#### Aim
Check every line of the material below for the string "故本题选C", and return the ones that have it.

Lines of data
####################
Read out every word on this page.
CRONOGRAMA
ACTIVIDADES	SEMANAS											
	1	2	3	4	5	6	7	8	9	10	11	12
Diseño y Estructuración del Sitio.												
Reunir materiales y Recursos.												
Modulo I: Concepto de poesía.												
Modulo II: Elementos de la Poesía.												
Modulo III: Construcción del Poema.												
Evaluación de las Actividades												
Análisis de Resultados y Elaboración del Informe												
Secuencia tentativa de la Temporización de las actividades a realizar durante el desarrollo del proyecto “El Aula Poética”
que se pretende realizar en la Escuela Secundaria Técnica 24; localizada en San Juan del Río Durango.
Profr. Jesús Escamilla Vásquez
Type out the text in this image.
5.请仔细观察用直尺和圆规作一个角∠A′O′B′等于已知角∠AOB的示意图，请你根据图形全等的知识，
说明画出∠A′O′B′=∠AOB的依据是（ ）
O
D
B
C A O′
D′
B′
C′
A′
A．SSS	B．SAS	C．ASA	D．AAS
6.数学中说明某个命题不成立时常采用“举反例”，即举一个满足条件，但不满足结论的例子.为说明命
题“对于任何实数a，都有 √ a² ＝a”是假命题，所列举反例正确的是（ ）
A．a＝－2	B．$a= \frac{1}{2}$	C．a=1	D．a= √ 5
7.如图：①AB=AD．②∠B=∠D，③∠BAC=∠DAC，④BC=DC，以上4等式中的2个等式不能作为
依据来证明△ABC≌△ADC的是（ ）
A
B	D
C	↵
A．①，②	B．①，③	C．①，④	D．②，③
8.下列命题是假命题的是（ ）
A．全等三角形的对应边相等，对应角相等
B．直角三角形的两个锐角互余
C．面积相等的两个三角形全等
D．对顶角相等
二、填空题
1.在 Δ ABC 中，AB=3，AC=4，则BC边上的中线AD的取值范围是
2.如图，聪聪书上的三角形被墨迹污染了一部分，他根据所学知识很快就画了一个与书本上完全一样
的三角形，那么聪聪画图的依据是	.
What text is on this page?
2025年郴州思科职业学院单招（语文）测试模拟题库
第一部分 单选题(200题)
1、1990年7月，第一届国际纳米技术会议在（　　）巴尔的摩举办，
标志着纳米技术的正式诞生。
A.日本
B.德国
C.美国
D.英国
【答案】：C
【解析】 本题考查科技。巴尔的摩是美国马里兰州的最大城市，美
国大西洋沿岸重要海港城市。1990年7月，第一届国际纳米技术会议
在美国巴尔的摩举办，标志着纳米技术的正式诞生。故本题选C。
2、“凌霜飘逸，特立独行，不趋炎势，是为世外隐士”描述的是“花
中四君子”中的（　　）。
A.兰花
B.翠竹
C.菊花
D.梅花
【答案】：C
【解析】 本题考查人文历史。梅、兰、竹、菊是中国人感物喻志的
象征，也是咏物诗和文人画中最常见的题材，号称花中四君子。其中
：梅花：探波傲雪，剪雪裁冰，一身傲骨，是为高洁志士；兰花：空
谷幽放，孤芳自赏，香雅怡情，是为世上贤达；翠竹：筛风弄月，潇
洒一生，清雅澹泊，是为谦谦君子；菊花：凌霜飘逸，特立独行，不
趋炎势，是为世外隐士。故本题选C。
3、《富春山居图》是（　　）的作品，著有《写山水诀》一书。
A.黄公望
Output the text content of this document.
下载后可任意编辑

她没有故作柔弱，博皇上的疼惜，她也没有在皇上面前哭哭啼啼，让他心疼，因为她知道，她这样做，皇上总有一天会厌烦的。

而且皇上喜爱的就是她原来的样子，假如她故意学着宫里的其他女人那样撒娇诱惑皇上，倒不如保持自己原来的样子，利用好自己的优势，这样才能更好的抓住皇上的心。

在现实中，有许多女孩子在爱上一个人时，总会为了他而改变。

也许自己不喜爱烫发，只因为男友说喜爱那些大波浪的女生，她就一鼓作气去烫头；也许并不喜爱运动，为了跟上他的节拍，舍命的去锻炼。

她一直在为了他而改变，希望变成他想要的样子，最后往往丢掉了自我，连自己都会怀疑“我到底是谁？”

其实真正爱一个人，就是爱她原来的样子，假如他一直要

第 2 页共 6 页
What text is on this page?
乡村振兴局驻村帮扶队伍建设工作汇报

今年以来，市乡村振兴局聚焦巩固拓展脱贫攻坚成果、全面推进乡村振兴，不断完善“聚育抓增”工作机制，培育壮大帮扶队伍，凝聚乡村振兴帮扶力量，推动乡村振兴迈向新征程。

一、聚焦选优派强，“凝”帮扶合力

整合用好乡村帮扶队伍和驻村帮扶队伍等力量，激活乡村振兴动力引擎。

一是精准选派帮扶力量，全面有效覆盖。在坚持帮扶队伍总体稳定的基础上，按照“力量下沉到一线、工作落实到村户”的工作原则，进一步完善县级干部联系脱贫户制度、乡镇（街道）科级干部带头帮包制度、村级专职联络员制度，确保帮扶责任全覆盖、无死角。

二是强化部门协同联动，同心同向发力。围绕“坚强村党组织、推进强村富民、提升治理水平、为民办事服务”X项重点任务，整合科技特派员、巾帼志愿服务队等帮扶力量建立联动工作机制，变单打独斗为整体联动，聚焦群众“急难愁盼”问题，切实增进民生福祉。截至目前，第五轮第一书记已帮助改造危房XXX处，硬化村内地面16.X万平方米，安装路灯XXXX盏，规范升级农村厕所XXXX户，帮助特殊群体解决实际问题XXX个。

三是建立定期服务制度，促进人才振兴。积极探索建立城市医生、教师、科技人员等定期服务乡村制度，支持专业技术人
####################
#### Final result
在美国巴尔的摩举办，标志着纳米技术的正式诞生。故本题选C。
趋炎势，是为世外隐士。故本题选C。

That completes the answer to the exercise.